• **EXERCISE**
Rewrite the records below with each occurrence of "Enrol Now" changed to "Register Now" and nothing else altered. Leave the pictures out.

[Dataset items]
(begin)

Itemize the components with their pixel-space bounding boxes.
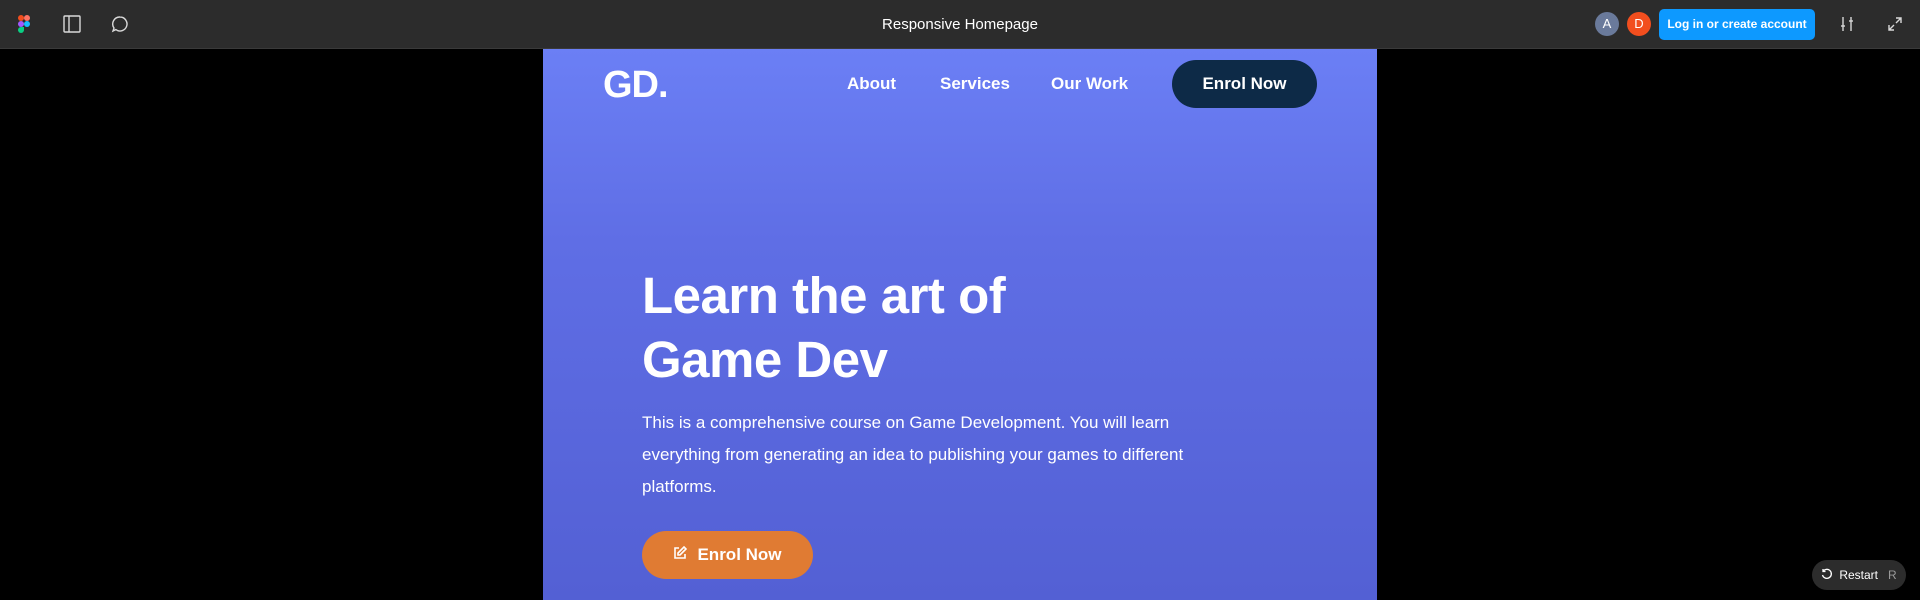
settings-sliders-icon[interactable]	[1835, 12, 1859, 36]
comment-icon[interactable]	[108, 12, 132, 36]
site-logo[interactable]: GD.	[603, 64, 669, 107]
hero-title: Learn the art of Game Dev	[642, 264, 1202, 392]
figma-logo-icon[interactable]	[12, 12, 36, 36]
prototype-toolbar: Responsive Homepage A D Log in or create…	[0, 0, 1920, 49]
hero-enrol-button[interactable]: Enrol Now	[642, 531, 813, 579]
file-title: Responsive Homepage	[882, 16, 1038, 33]
nav-about-link[interactable]: About	[847, 74, 896, 94]
login-button[interactable]: Log in or create account	[1659, 9, 1815, 40]
homepage-frame: GD. About Services Our Work Enrol Now Le…	[543, 49, 1377, 600]
restart-icon	[1821, 568, 1833, 583]
restart-button[interactable]: Restart R	[1812, 560, 1906, 590]
nav-our-work-link[interactable]: Our Work	[1051, 74, 1128, 94]
expand-icon[interactable]	[1883, 12, 1907, 36]
restart-shortcut-key: R	[1888, 568, 1897, 582]
hero-title-line: Learn the art of	[642, 267, 1006, 324]
hero-description: This is a comprehensive course on Game D…	[642, 413, 1184, 496]
hero-title-line: Game Dev	[642, 331, 888, 388]
avatar[interactable]: D	[1627, 12, 1651, 36]
edit-icon	[673, 545, 688, 565]
restart-label: Restart	[1839, 568, 1878, 582]
nav-services-link[interactable]: Services	[940, 74, 1010, 94]
avatar[interactable]: A	[1595, 12, 1619, 36]
nav-enrol-button[interactable]: Enrol Now	[1172, 60, 1317, 108]
hero-enrol-label: Enrol Now	[697, 545, 782, 564]
sidebar-toggle-icon[interactable]	[60, 12, 84, 36]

(end)

• **RESULT**
Itemize the components with their pixel-space bounding boxes.
settings-sliders-icon[interactable]	[1835, 12, 1859, 36]
comment-icon[interactable]	[108, 12, 132, 36]
site-logo[interactable]: GD.	[603, 64, 669, 107]
hero-title: Learn the art of Game Dev	[642, 264, 1202, 392]
figma-logo-icon[interactable]	[12, 12, 36, 36]
prototype-toolbar: Responsive Homepage A D Log in or create…	[0, 0, 1920, 49]
hero-enrol-button[interactable]: Register Now	[642, 531, 813, 579]
file-title: Responsive Homepage	[882, 16, 1038, 33]
nav-about-link[interactable]: About	[847, 74, 896, 94]
login-button[interactable]: Log in or create account	[1659, 9, 1815, 40]
homepage-frame: GD. About Services Our Work Register Now Le…	[543, 49, 1377, 600]
restart-icon	[1821, 568, 1833, 583]
restart-button[interactable]: Restart R	[1812, 560, 1906, 590]
nav-our-work-link[interactable]: Our Work	[1051, 74, 1128, 94]
expand-icon[interactable]	[1883, 12, 1907, 36]
restart-shortcut-key: R	[1888, 568, 1897, 582]
hero-title-line: Learn the art of	[642, 267, 1006, 324]
hero-description: This is a comprehensive course on Game D…	[642, 413, 1184, 496]
hero-title-line: Game Dev	[642, 331, 888, 388]
avatar[interactable]: D	[1627, 12, 1651, 36]
edit-icon	[673, 545, 688, 565]
restart-label: Restart	[1839, 568, 1878, 582]
nav-services-link[interactable]: Services	[940, 74, 1010, 94]
avatar[interactable]: A	[1595, 12, 1619, 36]
nav-enrol-button[interactable]: Register Now	[1172, 60, 1317, 108]
hero-enrol-label: Register Now	[697, 545, 782, 564]
sidebar-toggle-icon[interactable]	[60, 12, 84, 36]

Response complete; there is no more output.